=== SOURCE MATERIAL ===
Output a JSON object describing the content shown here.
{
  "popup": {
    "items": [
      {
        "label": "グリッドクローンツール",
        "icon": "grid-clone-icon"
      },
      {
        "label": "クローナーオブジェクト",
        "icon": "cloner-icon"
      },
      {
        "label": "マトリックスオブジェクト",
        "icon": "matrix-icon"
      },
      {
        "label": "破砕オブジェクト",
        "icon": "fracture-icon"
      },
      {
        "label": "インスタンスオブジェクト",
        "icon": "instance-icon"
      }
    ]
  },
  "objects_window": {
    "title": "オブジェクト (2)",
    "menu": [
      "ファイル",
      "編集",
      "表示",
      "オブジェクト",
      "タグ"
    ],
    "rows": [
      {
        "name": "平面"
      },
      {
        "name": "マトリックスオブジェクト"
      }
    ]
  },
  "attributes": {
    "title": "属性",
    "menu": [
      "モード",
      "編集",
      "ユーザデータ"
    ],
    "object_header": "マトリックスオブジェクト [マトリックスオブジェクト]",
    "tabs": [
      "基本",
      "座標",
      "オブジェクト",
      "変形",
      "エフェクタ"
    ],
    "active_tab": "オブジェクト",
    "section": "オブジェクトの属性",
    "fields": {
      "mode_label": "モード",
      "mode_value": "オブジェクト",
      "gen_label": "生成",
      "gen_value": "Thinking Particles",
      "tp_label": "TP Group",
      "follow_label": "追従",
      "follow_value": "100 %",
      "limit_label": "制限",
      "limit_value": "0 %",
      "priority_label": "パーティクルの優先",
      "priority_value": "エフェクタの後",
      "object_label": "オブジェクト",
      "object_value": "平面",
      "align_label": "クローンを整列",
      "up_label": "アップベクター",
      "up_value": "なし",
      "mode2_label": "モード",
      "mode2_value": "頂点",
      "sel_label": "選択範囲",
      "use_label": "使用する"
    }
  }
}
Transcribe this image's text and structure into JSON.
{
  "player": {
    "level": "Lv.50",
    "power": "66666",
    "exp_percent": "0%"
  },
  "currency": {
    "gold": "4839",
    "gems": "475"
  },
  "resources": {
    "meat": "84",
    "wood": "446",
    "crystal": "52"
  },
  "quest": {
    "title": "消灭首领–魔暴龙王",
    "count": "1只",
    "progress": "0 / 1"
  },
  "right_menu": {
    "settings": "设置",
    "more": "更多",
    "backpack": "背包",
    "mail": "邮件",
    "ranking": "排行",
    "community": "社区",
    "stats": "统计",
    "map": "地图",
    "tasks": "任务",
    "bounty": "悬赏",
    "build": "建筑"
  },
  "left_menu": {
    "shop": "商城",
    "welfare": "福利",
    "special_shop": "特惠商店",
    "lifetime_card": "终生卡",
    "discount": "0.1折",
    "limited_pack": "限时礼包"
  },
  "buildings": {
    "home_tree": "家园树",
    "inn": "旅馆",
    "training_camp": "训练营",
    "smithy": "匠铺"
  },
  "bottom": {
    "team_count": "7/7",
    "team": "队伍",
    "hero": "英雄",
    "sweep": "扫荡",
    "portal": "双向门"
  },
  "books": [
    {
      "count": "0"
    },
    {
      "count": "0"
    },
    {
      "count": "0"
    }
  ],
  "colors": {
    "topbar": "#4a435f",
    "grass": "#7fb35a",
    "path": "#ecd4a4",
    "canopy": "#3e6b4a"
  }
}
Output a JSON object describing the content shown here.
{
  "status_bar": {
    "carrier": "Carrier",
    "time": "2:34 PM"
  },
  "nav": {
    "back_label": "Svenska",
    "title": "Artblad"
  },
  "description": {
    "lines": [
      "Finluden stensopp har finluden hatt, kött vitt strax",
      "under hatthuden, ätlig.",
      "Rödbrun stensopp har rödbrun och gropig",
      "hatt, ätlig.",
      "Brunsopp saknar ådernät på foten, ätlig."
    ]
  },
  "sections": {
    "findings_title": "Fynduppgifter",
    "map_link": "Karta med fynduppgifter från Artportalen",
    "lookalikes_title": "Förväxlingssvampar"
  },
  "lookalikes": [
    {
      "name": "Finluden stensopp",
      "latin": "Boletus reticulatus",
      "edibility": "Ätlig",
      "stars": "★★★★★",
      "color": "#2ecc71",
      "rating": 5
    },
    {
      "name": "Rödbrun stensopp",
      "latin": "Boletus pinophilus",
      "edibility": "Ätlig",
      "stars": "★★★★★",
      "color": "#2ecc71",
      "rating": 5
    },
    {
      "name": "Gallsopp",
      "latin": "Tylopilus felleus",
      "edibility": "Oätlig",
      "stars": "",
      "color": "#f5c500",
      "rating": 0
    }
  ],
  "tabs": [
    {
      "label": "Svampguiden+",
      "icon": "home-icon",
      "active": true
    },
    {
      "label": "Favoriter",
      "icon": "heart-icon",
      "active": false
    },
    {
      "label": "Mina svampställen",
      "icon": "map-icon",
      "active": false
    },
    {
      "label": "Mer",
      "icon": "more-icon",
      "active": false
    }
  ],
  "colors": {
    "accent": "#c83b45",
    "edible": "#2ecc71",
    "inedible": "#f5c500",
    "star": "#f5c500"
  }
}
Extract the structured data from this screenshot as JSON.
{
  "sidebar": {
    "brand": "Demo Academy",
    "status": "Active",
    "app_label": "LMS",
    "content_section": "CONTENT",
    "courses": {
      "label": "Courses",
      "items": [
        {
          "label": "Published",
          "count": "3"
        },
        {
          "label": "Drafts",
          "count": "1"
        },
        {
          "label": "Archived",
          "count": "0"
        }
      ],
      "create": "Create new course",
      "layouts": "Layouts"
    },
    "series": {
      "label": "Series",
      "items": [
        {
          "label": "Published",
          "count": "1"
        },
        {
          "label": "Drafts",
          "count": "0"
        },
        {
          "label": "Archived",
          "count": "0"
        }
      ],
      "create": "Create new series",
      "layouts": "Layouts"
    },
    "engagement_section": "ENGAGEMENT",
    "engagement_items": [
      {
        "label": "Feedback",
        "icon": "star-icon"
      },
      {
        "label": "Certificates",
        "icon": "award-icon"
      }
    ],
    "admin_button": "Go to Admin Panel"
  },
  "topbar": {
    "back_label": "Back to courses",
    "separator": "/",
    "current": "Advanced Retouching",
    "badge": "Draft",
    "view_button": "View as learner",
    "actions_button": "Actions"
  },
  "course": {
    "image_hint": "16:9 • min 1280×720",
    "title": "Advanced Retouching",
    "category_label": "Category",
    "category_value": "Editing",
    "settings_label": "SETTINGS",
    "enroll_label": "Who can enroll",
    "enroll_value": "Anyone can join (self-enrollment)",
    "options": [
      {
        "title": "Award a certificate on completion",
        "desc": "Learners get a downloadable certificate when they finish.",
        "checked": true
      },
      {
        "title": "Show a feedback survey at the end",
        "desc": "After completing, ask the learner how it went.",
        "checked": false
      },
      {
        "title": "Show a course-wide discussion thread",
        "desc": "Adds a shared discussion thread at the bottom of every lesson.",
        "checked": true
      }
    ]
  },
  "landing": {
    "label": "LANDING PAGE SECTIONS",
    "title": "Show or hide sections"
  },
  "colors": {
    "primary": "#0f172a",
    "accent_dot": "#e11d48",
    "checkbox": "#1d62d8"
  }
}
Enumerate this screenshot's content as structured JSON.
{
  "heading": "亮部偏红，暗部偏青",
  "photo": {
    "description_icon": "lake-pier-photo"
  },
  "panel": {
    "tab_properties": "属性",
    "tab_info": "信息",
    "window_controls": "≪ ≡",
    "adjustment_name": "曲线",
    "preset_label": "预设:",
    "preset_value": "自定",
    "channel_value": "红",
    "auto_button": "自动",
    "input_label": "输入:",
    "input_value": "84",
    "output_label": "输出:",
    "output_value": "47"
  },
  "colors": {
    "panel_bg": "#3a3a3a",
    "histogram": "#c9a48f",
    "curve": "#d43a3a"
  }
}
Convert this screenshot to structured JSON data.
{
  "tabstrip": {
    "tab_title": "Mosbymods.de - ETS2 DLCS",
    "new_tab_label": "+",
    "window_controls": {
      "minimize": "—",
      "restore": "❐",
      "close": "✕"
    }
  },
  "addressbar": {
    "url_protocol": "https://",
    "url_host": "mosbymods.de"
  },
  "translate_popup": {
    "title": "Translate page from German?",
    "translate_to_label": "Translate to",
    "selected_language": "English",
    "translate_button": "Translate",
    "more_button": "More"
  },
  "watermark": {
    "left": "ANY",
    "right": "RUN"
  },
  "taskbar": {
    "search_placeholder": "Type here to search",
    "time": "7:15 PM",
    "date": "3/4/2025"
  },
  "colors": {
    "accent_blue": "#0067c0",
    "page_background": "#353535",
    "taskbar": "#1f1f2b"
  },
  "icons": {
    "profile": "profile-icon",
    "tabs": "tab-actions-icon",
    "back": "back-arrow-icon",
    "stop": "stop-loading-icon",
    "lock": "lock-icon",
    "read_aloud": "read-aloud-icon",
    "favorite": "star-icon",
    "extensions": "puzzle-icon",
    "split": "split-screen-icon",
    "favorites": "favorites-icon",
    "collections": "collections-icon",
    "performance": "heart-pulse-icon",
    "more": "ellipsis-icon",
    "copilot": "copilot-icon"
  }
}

=== SET PROBLEM ===
Each line above that includes "Retouching" should be shown.

=== RESPONSE TO THIS TASK ===
    "current": "Advanced Retouching",
    "title": "Advanced Retouching",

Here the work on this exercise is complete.